● TASK DETAILS: Locate and copy all lines bearing the word "listed".
::::::
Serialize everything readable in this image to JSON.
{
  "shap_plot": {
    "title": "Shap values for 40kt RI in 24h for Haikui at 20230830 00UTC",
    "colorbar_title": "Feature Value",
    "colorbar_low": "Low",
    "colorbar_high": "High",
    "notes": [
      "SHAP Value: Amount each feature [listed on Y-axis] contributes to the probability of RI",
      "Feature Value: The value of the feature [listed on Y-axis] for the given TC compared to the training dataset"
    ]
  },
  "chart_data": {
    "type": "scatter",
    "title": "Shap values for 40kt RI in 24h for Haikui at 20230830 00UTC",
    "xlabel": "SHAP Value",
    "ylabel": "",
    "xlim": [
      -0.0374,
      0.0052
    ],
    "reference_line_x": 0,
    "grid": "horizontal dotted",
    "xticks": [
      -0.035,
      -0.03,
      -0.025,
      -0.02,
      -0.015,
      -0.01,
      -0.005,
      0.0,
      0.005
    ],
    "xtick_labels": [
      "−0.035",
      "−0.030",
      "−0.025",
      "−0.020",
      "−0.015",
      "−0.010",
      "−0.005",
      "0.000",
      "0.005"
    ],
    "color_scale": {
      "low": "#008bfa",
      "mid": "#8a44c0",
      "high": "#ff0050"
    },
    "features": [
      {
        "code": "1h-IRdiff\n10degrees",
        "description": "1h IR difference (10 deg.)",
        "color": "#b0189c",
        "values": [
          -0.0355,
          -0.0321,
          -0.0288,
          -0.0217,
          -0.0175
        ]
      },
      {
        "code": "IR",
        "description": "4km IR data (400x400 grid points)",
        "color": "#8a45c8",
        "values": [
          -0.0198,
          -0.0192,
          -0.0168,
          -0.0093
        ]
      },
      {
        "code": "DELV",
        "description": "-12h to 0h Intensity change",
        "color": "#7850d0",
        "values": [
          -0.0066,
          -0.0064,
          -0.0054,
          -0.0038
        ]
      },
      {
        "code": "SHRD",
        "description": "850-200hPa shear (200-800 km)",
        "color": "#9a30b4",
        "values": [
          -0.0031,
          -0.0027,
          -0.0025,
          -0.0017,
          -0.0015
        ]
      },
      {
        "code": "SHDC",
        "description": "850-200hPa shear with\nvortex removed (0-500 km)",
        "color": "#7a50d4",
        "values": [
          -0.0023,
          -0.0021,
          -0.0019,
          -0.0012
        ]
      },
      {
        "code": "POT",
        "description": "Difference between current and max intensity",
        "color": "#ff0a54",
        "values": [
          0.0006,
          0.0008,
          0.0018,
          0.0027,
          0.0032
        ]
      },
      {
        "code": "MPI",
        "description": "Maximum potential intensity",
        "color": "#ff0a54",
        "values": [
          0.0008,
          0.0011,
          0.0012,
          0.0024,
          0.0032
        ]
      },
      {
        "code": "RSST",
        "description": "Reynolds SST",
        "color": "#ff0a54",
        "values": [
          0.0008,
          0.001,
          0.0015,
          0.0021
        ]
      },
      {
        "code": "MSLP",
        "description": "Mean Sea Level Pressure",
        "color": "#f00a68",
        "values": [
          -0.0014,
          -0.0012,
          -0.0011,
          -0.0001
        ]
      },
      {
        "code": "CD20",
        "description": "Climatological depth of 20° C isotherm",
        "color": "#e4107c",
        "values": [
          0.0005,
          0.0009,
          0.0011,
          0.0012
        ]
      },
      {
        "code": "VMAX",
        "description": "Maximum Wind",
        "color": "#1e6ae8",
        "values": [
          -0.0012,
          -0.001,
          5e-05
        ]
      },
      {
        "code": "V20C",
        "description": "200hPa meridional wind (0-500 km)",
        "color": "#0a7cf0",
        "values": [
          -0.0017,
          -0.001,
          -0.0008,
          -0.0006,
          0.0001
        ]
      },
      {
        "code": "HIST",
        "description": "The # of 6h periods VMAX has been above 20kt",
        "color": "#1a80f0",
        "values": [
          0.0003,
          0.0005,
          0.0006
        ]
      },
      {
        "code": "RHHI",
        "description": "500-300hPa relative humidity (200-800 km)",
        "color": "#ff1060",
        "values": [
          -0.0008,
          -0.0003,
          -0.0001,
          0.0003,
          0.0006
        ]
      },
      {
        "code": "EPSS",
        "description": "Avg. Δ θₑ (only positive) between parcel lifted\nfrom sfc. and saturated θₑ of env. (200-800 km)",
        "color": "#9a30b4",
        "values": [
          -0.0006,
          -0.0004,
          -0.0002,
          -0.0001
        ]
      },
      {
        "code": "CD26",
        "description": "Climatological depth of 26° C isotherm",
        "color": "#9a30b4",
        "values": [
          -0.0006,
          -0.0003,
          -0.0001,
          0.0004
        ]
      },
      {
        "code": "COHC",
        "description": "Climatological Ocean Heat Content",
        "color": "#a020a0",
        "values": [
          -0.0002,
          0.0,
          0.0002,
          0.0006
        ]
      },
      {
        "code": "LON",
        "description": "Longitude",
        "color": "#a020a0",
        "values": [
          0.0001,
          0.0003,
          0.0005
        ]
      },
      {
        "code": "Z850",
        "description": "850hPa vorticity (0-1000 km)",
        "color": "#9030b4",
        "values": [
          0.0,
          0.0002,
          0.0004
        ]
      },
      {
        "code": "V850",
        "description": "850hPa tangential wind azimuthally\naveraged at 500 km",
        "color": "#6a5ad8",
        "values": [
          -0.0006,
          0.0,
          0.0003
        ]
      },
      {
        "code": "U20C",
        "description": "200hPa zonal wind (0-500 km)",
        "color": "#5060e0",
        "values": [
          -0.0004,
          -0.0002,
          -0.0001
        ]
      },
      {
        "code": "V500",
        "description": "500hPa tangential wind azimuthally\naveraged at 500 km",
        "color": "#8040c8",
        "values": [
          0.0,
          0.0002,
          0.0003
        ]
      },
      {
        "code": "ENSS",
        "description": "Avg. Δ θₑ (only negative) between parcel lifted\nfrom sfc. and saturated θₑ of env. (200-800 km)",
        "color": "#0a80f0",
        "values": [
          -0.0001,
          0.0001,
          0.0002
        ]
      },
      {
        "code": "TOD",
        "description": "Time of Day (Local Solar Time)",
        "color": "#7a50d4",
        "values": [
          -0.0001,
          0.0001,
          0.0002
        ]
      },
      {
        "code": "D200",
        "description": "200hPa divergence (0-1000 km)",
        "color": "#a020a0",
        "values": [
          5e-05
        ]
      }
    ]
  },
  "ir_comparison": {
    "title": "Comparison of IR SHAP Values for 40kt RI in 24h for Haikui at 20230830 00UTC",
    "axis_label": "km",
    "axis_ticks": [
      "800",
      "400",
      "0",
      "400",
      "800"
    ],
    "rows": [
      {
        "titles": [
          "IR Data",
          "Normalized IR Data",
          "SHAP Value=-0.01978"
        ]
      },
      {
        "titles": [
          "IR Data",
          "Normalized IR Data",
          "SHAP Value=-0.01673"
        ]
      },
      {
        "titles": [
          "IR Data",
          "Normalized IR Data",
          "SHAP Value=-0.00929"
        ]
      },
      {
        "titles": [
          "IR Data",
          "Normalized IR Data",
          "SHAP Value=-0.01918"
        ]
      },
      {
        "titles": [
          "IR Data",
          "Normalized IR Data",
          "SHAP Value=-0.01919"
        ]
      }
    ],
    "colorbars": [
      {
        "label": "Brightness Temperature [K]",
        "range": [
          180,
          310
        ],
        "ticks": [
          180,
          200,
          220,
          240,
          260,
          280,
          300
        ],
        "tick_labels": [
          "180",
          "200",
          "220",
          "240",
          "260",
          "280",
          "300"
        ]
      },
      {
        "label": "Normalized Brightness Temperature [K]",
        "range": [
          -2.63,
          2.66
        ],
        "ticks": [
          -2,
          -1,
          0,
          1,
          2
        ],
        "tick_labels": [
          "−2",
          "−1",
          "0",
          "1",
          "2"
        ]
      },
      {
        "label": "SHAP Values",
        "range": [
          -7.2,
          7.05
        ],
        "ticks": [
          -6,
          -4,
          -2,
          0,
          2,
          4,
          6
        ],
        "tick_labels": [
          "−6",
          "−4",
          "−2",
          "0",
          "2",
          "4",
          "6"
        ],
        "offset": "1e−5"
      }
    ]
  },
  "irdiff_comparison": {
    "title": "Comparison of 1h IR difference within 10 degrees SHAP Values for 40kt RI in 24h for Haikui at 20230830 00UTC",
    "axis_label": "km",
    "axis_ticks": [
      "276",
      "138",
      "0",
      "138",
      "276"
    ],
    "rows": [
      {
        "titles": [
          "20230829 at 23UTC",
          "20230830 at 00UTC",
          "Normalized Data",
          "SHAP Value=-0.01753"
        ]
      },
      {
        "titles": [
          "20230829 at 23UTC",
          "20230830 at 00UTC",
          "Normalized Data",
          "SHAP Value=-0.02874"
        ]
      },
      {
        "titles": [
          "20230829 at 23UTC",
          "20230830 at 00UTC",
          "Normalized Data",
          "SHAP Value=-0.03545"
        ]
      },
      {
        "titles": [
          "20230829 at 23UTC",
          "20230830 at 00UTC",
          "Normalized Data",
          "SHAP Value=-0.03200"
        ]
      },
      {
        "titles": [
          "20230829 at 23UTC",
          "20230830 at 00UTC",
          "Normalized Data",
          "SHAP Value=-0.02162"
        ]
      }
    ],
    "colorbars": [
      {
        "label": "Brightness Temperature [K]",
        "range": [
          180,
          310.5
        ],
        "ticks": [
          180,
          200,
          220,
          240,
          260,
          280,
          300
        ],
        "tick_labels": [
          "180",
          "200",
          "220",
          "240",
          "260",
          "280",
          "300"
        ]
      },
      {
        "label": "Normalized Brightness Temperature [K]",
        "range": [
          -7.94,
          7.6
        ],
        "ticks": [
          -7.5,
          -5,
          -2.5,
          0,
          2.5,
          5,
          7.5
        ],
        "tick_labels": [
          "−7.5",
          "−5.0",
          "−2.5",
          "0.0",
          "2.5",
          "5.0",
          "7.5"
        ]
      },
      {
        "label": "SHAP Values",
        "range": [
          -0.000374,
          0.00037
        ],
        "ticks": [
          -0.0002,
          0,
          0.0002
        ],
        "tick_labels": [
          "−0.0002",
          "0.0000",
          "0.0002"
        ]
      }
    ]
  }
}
::::::
● ANSWER TO THIS EXERCISE:
      "SHAP Value: Amount each feature [listed on Y-axis] contributes to the probability of RI",
      "Feature Value: The value of the feature [listed on Y-axis] for the given TC compared to the training dataset"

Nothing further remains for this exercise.